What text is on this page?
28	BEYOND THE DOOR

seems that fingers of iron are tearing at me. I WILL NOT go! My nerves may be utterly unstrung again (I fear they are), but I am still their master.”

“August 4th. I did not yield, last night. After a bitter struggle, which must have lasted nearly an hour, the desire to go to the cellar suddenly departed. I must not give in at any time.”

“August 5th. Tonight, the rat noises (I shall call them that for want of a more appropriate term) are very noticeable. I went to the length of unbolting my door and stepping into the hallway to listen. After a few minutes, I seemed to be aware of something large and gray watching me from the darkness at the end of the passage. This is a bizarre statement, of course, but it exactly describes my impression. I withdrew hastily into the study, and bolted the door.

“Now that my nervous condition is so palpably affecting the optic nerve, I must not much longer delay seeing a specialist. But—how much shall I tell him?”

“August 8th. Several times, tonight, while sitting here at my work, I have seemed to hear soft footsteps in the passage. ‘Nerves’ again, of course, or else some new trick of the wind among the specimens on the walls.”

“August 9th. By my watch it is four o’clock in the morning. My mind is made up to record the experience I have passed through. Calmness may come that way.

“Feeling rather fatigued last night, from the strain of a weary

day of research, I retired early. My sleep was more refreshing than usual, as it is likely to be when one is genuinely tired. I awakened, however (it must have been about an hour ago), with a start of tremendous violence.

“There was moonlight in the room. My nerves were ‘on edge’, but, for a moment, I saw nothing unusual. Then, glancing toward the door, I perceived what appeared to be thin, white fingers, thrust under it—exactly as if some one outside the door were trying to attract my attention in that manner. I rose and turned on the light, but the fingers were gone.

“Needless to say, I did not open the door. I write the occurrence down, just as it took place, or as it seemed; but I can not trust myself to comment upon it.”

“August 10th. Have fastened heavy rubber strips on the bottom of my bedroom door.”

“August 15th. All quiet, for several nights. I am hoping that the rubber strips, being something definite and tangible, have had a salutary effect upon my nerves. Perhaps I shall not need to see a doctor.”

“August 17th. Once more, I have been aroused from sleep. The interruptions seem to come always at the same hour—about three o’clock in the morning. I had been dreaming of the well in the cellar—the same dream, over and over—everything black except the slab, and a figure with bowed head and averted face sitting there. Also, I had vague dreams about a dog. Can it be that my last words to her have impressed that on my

══════════

- [WHAT THIS TASK INVOLVES]:
Search the entries for the word "been", then gather every line that has it.

- [ANSWER TO THE TASK]:
day of research, I retired early. My sleep was more refreshing than usual, as it is likely to be when one is genuinely tired. I awakened, however (it must have been about an hour ago), with a start of tremendous violence.
“August 17th. Once more, I have been aroused from sleep. The interruptions seem to come always at the same hour—about three o’clock in the morning. I had been dreaming of the well in the cellar—the same dream, over and over—everything black except the slab, and a figure with bowed head and averted face sitting there. Also, I had vague dreams about a dog. Can it be that my last words to her have impressed that on my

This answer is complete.